# Testo
________________

Questi sono stati i temi centrali del webinar “Smart working – use case post covid19” organizzato dall’A.P.S.P. il 12 giugno 2020.
L’incontro è stato introdotto dal Presidente dell’Associazione, Maurizio Pimpinella, il quale ha chiarito fin da subito il ritardo col quale la novità del lavoro agile è stata accolta inizialmente nel sistema produttivo italiano: “Siamo abituati a considerare lo smart working come un’opzione di lavoro in condizioni di emergenza, che merita poca considerazione, verso la quale abbiamo mostrato da sempre ben poca attenzione e ancor meno investimenti e che, in effetti, non equivale a svolgere davvero il proprio lavoro. Nulla di più sbagliato. La pandemia, probabilmente, sta aiutando ad aprirci gli occhi ma dobbiamo imparare a considerare lo smart working come un vero e proprio modo alternativo di concepire il lavoro: più flessibile e dinamico che diventerà sempre più normale per tutti”. E prosegue: “la pandemia è stata come una frustata che ha costretto le aziende ad adottare nuove forme di lavoro che prima non erano neanche prese in considerazione. Ora bisogna non sprecare questa occasione e fare in modo che ciò che l’emergenza ha in molti casi trasformato in semplice “telelavoro” diventi l’avvio di un processo di ristrutturazione dei processi produttivi e dell’organizzazione del lavoro”.
In conclusione, dichiara il Presidente Pimpinella “Freno culturale e limitate competenze sono un freno per la piena adozione dello smart working. In un passato non troppo remoto era quasi impensabile sostituire del tutto le lettere cartacee con le email, o gli archivi fisici con le cartelle digitali. Oggi, invece, dobbiamo imparare, in tempi brevi, a fare un ulteriore salto evolutivo imparando a padroneggiare strumenti come, ad esempio, la blockchain”.
Tra i relatori, hanno partecipato due ospiti autorevoli e di prestigio.

________________

# Dati in esame
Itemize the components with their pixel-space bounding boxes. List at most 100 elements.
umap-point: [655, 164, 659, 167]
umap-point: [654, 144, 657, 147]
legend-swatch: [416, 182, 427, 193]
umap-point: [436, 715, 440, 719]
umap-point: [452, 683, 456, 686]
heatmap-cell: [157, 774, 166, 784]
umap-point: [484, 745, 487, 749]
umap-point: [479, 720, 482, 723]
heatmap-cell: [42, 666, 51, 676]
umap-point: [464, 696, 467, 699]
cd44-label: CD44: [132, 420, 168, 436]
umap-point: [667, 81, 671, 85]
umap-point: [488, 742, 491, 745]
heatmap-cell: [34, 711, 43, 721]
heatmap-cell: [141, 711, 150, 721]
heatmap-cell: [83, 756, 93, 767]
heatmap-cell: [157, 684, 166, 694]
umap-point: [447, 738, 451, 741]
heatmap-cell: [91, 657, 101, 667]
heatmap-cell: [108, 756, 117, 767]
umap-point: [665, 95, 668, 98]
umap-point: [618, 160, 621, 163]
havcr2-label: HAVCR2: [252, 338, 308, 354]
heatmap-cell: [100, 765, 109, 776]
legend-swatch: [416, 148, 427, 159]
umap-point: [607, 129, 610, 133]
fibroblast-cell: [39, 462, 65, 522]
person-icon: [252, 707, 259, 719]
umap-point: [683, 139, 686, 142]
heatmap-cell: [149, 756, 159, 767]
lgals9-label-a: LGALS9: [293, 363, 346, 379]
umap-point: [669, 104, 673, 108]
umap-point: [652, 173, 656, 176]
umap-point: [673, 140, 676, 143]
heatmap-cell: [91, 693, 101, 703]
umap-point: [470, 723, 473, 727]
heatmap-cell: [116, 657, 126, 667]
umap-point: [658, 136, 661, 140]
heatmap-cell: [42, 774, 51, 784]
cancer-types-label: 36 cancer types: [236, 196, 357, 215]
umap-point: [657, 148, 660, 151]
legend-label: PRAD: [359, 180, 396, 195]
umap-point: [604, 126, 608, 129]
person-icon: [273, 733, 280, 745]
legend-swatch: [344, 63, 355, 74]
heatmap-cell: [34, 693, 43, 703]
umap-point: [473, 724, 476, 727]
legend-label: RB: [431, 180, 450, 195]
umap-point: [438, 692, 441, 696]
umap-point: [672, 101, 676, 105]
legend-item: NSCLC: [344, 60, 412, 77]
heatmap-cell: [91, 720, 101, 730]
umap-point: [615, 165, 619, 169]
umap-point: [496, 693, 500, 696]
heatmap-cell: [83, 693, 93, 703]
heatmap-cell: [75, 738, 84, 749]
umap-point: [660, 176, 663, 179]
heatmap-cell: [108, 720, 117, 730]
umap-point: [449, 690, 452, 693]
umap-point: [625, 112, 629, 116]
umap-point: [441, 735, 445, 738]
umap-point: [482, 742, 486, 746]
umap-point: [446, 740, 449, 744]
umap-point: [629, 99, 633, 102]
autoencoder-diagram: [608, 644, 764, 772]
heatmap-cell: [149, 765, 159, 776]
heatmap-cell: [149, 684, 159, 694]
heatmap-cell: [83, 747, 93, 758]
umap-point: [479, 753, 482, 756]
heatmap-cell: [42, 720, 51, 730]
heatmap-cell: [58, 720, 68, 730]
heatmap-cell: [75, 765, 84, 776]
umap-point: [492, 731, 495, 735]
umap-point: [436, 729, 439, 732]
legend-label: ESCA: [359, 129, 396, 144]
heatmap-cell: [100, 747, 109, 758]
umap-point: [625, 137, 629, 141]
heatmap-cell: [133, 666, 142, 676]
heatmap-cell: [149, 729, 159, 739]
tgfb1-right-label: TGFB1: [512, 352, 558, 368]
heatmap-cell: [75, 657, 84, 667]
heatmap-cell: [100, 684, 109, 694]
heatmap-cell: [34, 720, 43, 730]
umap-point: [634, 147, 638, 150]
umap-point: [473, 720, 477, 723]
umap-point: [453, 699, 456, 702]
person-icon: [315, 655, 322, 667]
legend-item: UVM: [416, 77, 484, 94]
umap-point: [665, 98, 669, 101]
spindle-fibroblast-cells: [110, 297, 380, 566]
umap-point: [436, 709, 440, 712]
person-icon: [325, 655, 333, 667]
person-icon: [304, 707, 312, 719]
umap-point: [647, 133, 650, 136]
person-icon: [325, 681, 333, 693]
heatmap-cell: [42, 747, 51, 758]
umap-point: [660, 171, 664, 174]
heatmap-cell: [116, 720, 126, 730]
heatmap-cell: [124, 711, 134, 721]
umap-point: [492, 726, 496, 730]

________________

Trascrivi il passo del testo sullo smart working a partire da "In conclusione, dichiara" e fino a "e di prestigio.", cambiando "blockchain" in "firma digitale".

In conclusione, dichiara il Presidente Pimpinella “Freno culturale e limitate competenze sono un freno per la piena adozione dello smart working. In un passato non troppo remoto era quasi impensabile sostituire del tutto le lettere cartacee con le email, o gli archivi fisici con le cartelle digitali. Oggi, invece, dobbiamo imparare, in tempi brevi, a fare un ulteriore salto evolutivo imparando a padroneggiare strumenti come, ad esempio, la firma digitale”.
Tra i relatori, hanno partecipato due ospiti autorevoli e di prestigio.